_Extracted entries_

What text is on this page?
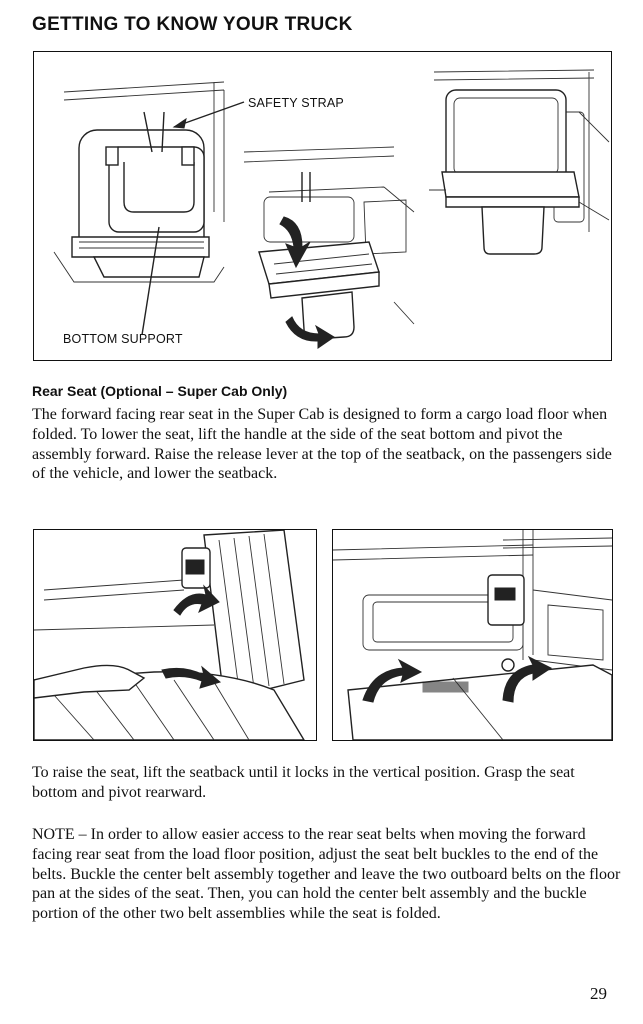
GETTING TO KNOW YOUR TRUCK
SAFETY STRAP
BOTTOM SUPPORT
Rear Seat (Optional – Super Cab Only)

The forward facing rear seat in the Super Cab is designed to form a cargo load floor when folded. To lower the seat, lift the handle at the side of the seat bottom and pivot the assembly forward. Raise the release lever at the top of the seatback, on the passengers side of the vehicle, and lower the seatback.

To raise the seat, lift the seatback until it locks in the vertical position. Grasp the seat bottom and pivot rearward.

NOTE – In order to allow easier access to the rear seat belts when moving the forward facing rear seat from the load floor position, adjust the seat belt buckles to the end of the belts. Buckle the center belt assembly together and leave the two outboard belts on the floor pan at the sides of the seat. Then, you can hold the center belt assembly and the buckle portion of the other two belt assemblies while the seat is folded.

29
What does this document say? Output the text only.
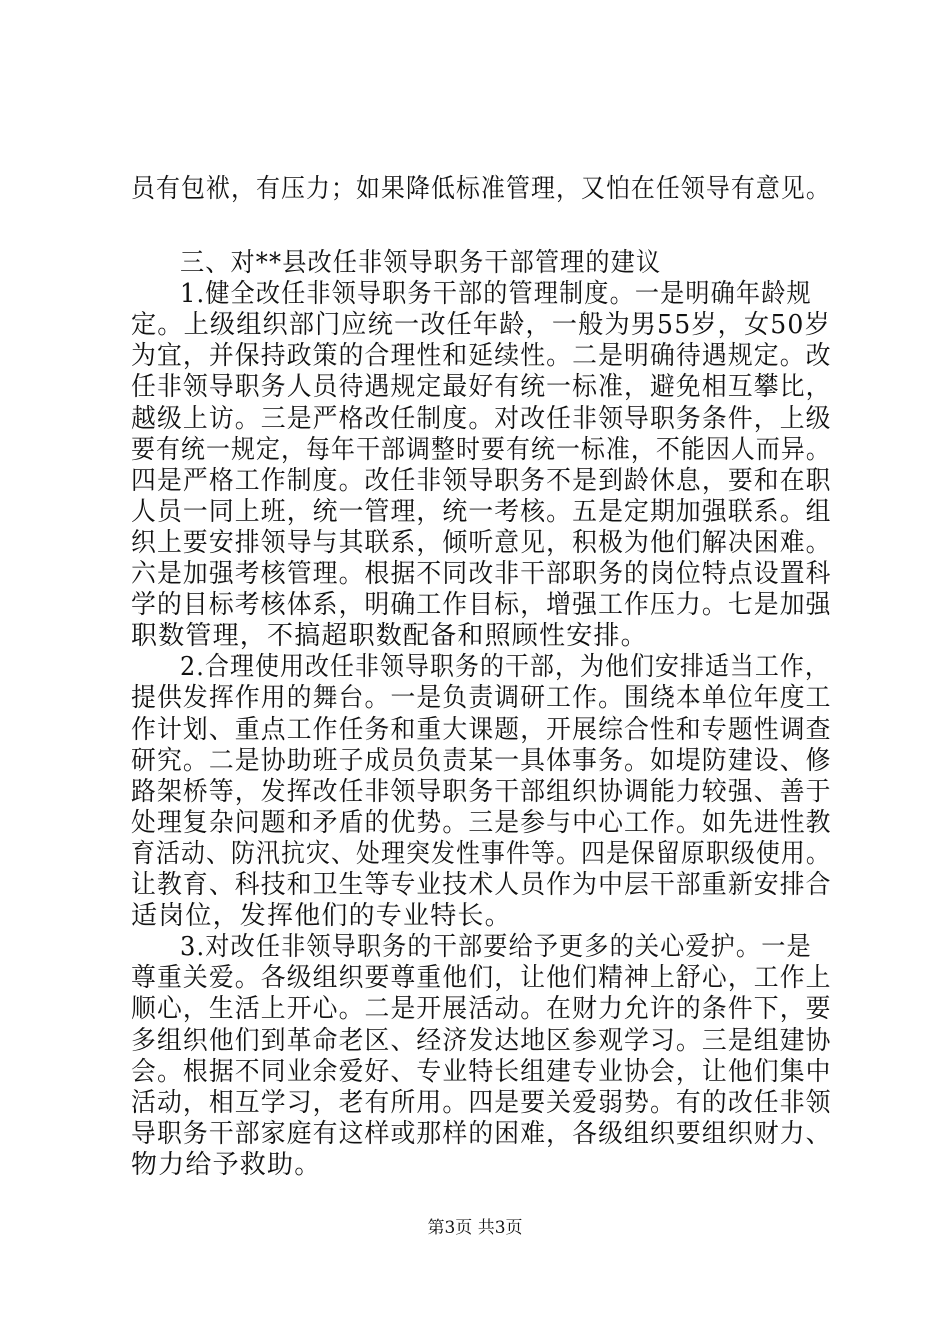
员有包袱，有压力；如果降低标准管理，又怕在任领导有意见。
三、对**县改任非领导职务干部管理的建议
1.健全改任非领导职务干部的管理制度。一是明确年龄规
定。上级组织部门应统一改任年龄，一般为男55岁，女50岁
为宜，并保持政策的合理性和延续性。二是明确待遇规定。改
任非领导职务人员待遇规定最好有统一标准，避免相互攀比，
越级上访。三是严格改任制度。对改任非领导职务条件，上级
要有统一规定，每年干部调整时要有统一标准，不能因人而异。
四是严格工作制度。改任非领导职务不是到龄休息，要和在职
人员一同上班，统一管理，统一考核。五是定期加强联系。组
织上要安排领导与其联系，倾听意见，积极为他们解决困难。
六是加强考核管理。根据不同改非干部职务的岗位特点设置科
学的目标考核体系，明确工作目标，增强工作压力。七是加强
职数管理，不搞超职数配备和照顾性安排。
2.合理使用改任非领导职务的干部，为他们安排适当工作，
提供发挥作用的舞台。一是负责调研工作。围绕本单位年度工
作计划、重点工作任务和重大课题，开展综合性和专题性调查
研究。二是协助班子成员负责某一具体事务。如堤防建设、修
路架桥等，发挥改任非领导职务干部组织协调能力较强、善于
处理复杂问题和矛盾的优势。三是参与中心工作。如先进性教
育活动、防汛抗灾、处理突发性事件等。四是保留原职级使用。
让教育、科技和卫生等专业技术人员作为中层干部重新安排合
适岗位，发挥他们的专业特长。
3.对改任非领导职务的干部要给予更多的关心爱护。一是
尊重关爱。各级组织要尊重他们，让他们精神上舒心，工作上
顺心，生活上开心。二是开展活动。在财力允许的条件下，要
多组织他们到革命老区、经济发达地区参观学习。三是组建协
会。根据不同业余爱好、专业特长组建专业协会，让他们集中
活动，相互学习，老有所用。四是要关爱弱势。有的改任非领
导职务干部家庭有这样或那样的困难，各级组织要组织财力、
物力给予救助。
第3页 共3页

_Exercise goal_
Output every entry exactly as given; pictures are not part of the copy.

_Full answer_
What text is on this page?
GETTING TO KNOW YOUR TRUCK
SAFETY STRAP
BOTTOM SUPPORT
Rear Seat (Optional – Super Cab Only)

The forward facing rear seat in the Super Cab is designed to form a cargo load floor when folded. To lower the seat, lift the handle at the side of the seat bottom and pivot the assembly forward. Raise the release lever at the top of the seatback, on the passengers side of the vehicle, and lower the seatback.

To raise the seat, lift the seatback until it locks in the vertical position. Grasp the seat bottom and pivot rearward.

NOTE – In order to allow easier access to the rear seat belts when moving the forward facing rear seat from the load floor position, adjust the seat belt buckles to the end of the belts. Buckle the center belt assembly together and leave the two outboard belts on the floor pan at the sides of the seat. Then, you can hold the center belt assembly and the buckle portion of the other two belt assemblies while the seat is folded.

29
What does this document say? Output the text only.
员有包袱，有压力；如果降低标准管理，又怕在任领导有意见。
三、对**县改任非领导职务干部管理的建议
1.健全改任非领导职务干部的管理制度。一是明确年龄规
定。上级组织部门应统一改任年龄，一般为男55岁，女50岁
为宜，并保持政策的合理性和延续性。二是明确待遇规定。改
任非领导职务人员待遇规定最好有统一标准，避免相互攀比，
越级上访。三是严格改任制度。对改任非领导职务条件，上级
要有统一规定，每年干部调整时要有统一标准，不能因人而异。
四是严格工作制度。改任非领导职务不是到龄休息，要和在职
人员一同上班，统一管理，统一考核。五是定期加强联系。组
织上要安排领导与其联系，倾听意见，积极为他们解决困难。
六是加强考核管理。根据不同改非干部职务的岗位特点设置科
学的目标考核体系，明确工作目标，增强工作压力。七是加强
职数管理，不搞超职数配备和照顾性安排。
2.合理使用改任非领导职务的干部，为他们安排适当工作，
提供发挥作用的舞台。一是负责调研工作。围绕本单位年度工
作计划、重点工作任务和重大课题，开展综合性和专题性调查
研究。二是协助班子成员负责某一具体事务。如堤防建设、修
路架桥等，发挥改任非领导职务干部组织协调能力较强、善于
处理复杂问题和矛盾的优势。三是参与中心工作。如先进性教
育活动、防汛抗灾、处理突发性事件等。四是保留原职级使用。
让教育、科技和卫生等专业技术人员作为中层干部重新安排合
适岗位，发挥他们的专业特长。
3.对改任非领导职务的干部要给予更多的关心爱护。一是
尊重关爱。各级组织要尊重他们，让他们精神上舒心，工作上
顺心，生活上开心。二是开展活动。在财力允许的条件下，要
多组织他们到革命老区、经济发达地区参观学习。三是组建协
会。根据不同业余爱好、专业特长组建专业协会，让他们集中
活动，相互学习，老有所用。四是要关爱弱势。有的改任非领
导职务干部家庭有这样或那样的困难，各级组织要组织财力、
物力给予救助。
第3页 共3页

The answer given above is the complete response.